▶ [Records supplied]:
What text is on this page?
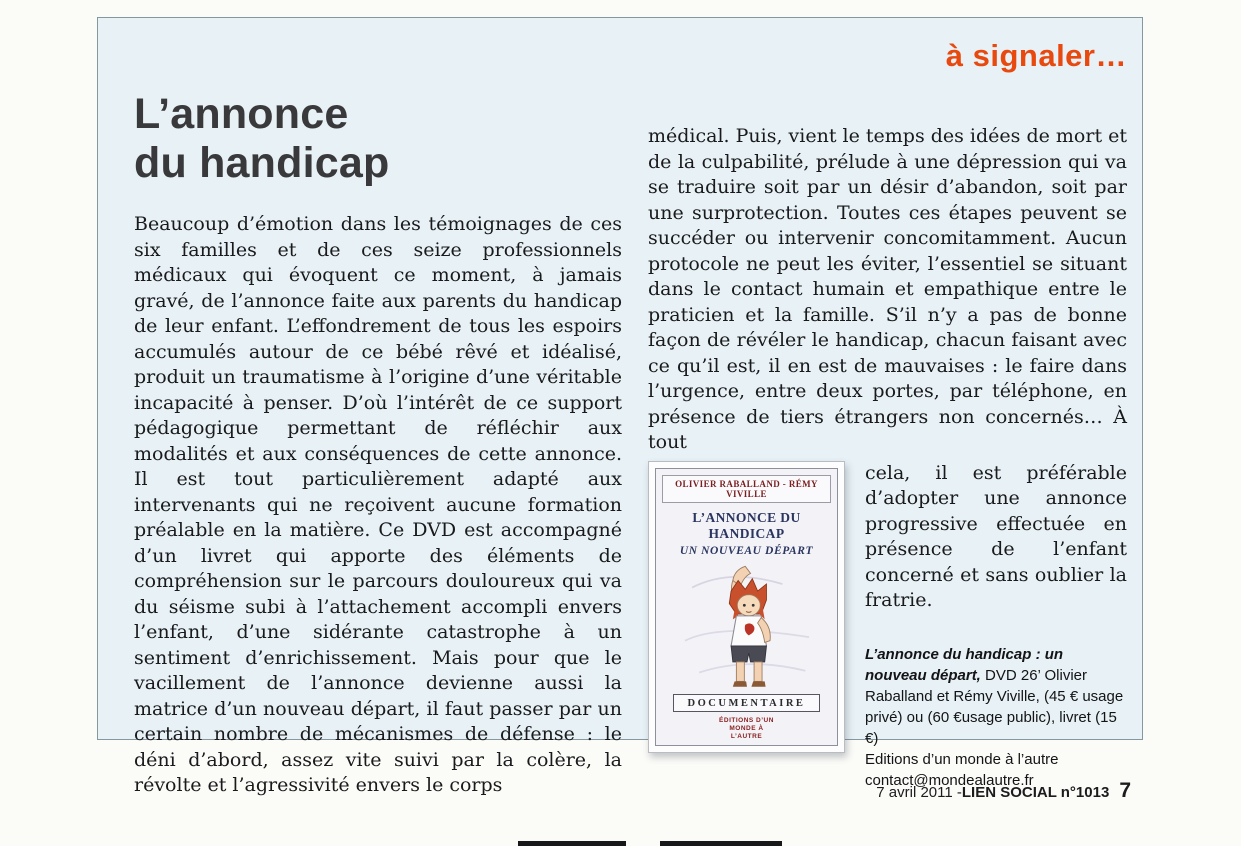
à signaler…
L’annonce
du handicap

Beaucoup d’émotion dans les témoignages de ces six familles et de ces seize professionnels médicaux qui évoquent ce moment, à jamais gravé, de l’annonce faite aux parents du handicap de leur enfant. L’effondrement de tous les espoirs accumulés autour de ce bébé rêvé et idéalisé, produit un traumatisme à l’origine d’une véritable incapacité à penser. D’où l’intérêt de ce support pédagogique permettant de réfléchir aux modalités et aux conséquences de cette annonce. Il est tout particulièrement adapté aux intervenants qui ne reçoivent aucune formation préalable en la matière. Ce DVD est accompagné d’un livret qui apporte des éléments de compréhension sur le parcours douloureux qui va du séisme subi à l’attachement accompli envers l’enfant, d’une sidérante catastrophe à un sentiment d’enrichissement. Mais pour que le vacillement de l’annonce devienne aussi la matrice d’un nouveau départ, il faut passer par un certain nombre de mécanismes de défense : le déni d’abord, assez vite suivi par la colère, la révolte et l’agressivité envers le corps

médical. Puis, vient le temps des idées de mort et de la culpabilité, prélude à une dépression qui va se traduire soit par un désir d’abandon, soit par une surprotection. Toutes ces étapes peuvent se succéder ou intervenir concomitamment. Aucun protocole ne peut les éviter, l’essentiel se situant dans le contact humain et empathique entre le praticien et la famille. S’il n’y a pas de bonne façon de révéler le handicap, chacun faisant avec ce qu’il est, il en est de mauvaises : le faire dans l’urgence, entre deux portes, par téléphone, en présence de tiers étrangers non concernés… À tout

OLIVIER RABALLAND - RÉMY VIVILLE
L’ANNONCE DU HANDICAP
UN NOUVEAU DÉPART
DOCUMENTAIRE
ÉDITIONS D’UN MONDE À L’AUTRE

cela, il est préférable d’adopter une annonce progressive effectuée en présence de l’enfant concerné et sans oublier la fratrie.

L’annonce du handicap : un nouveau départ, DVD 26’ Olivier Raballand et Rémy Viville, (45 € usage privé) ou (60 €usage public), livret (15 €)
Editions d’un monde à l’autre
contact@mondealautre.fr
7 avril 2011 - LIEN SOCIAL n°1013 7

▶ [To be done]: Restate the full listing verbatim and drop every picture.

▶ [Complete output]:
What text is on this page?
à signaler…
L’annonce
du handicap

Beaucoup d’émotion dans les témoignages de ces six familles et de ces seize professionnels médicaux qui évoquent ce moment, à jamais gravé, de l’annonce faite aux parents du handicap de leur enfant. L’effondrement de tous les espoirs accumulés autour de ce bébé rêvé et idéalisé, produit un traumatisme à l’origine d’une véritable incapacité à penser. D’où l’intérêt de ce support pédagogique permettant de réfléchir aux modalités et aux conséquences de cette annonce. Il est tout particulièrement adapté aux intervenants qui ne reçoivent aucune formation préalable en la matière. Ce DVD est accompagné d’un livret qui apporte des éléments de compréhension sur le parcours douloureux qui va du séisme subi à l’attachement accompli envers l’enfant, d’une sidérante catastrophe à un sentiment d’enrichissement. Mais pour que le vacillement de l’annonce devienne aussi la matrice d’un nouveau départ, il faut passer par un certain nombre de mécanismes de défense : le déni d’abord, assez vite suivi par la colère, la révolte et l’agressivité envers le corps

médical. Puis, vient le temps des idées de mort et de la culpabilité, prélude à une dépression qui va se traduire soit par un désir d’abandon, soit par une surprotection. Toutes ces étapes peuvent se succéder ou intervenir concomitamment. Aucun protocole ne peut les éviter, l’essentiel se situant dans le contact humain et empathique entre le praticien et la famille. S’il n’y a pas de bonne façon de révéler le handicap, chacun faisant avec ce qu’il est, il en est de mauvaises : le faire dans l’urgence, entre deux portes, par téléphone, en présence de tiers étrangers non concernés… À tout

OLIVIER RABALLAND - RÉMY VIVILLE
L’ANNONCE DU HANDICAP
UN NOUVEAU DÉPART
DOCUMENTAIRE
ÉDITIONS D’UN MONDE À L’AUTRE

cela, il est préférable d’adopter une annonce progressive effectuée en présence de l’enfant concerné et sans oublier la fratrie.

L’annonce du handicap : un nouveau départ, DVD 26’ Olivier Raballand et Rémy Viville, (45 € usage privé) ou (60 €usage public), livret (15 €)
Editions d’un monde à l’autre
contact@mondealautre.fr
7 avril 2011 - LIEN SOCIAL n°1013 7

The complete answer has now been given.